■ DESCRIPTION OF THE TASK
Output every entry exactly as written, skipping any pictures.

---------- DATASET RECORDS ----------

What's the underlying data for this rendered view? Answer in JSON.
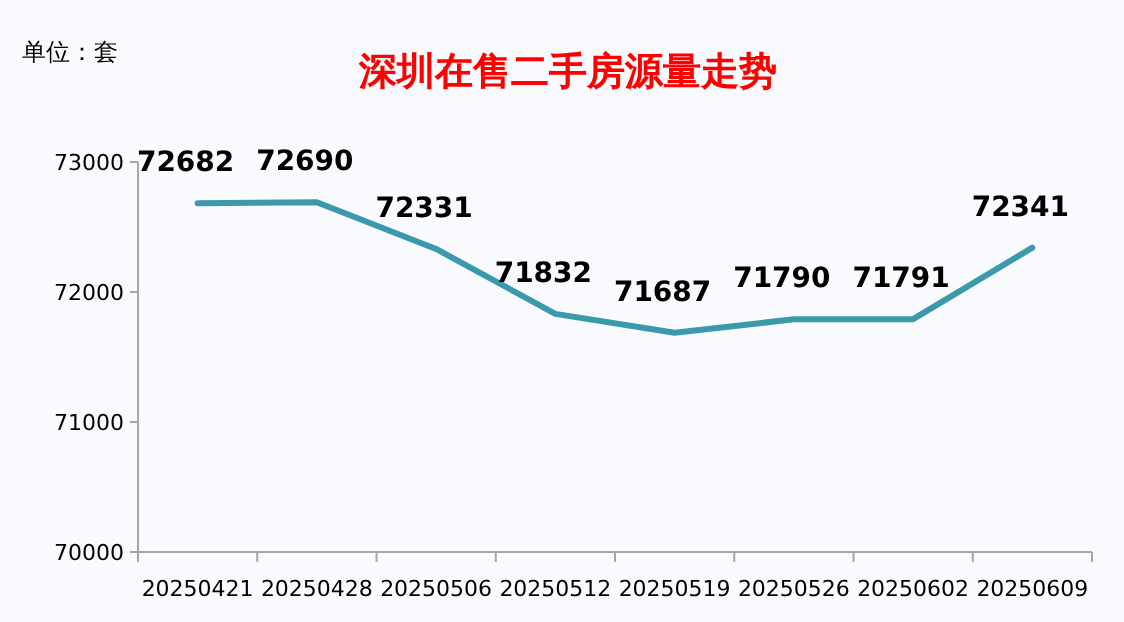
{
  "chart_data": {
    "type": "line",
    "title": "深圳在售二手房源量走势",
    "annotations": [
      "单位：套"
    ],
    "categories": [
      "20250421",
      "20250428",
      "20250506",
      "20250512",
      "20250519",
      "20250526",
      "20250602",
      "20250609"
    ],
    "values": [
      72682,
      72690,
      72331,
      71832,
      71687,
      71790,
      71791,
      72341
    ],
    "color": "#3a9aac",
    "ylim": [
      70000,
      73000
    ],
    "yticks": [
      70000,
      71000,
      72000,
      73000
    ],
    "data_labels": true,
    "grid": false,
    "marker": "none",
    "line_style": "solid"
  }
}
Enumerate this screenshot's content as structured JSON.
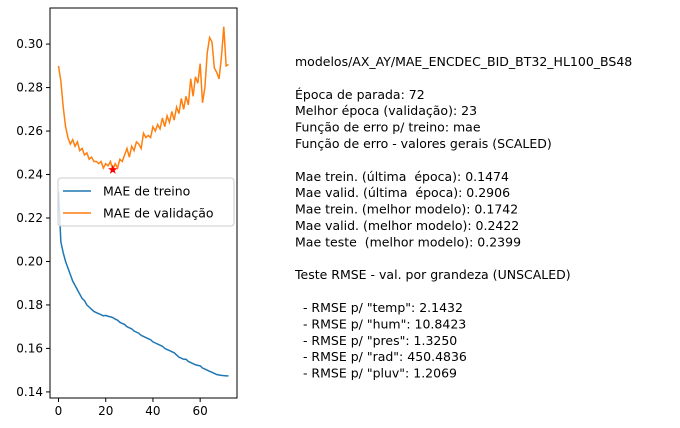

----------

■ SOLUTION FOR THIS EXERCISE
What's the underlying data for this rendered view? Answer in JSON.
{
  "chart_data": {
    "type": "line",
    "title": "深圳在售二手房源量走势",
    "annotations": [
      "单位：套"
    ],
    "categories": [
      "20250421",
      "20250428",
      "20250506",
      "20250512",
      "20250519",
      "20250526",
      "20250602",
      "20250609"
    ],
    "values": [
      72682,
      72690,
      72331,
      71832,
      71687,
      71790,
      71791,
      72341
    ],
    "color": "#3a9aac",
    "ylim": [
      70000,
      73000
    ],
    "yticks": [
      70000,
      71000,
      72000,
      73000
    ],
    "data_labels": true,
    "grid": false,
    "marker": "none",
    "line_style": "solid"
  }
}
Enumerate this screenshot's content as structured JSON.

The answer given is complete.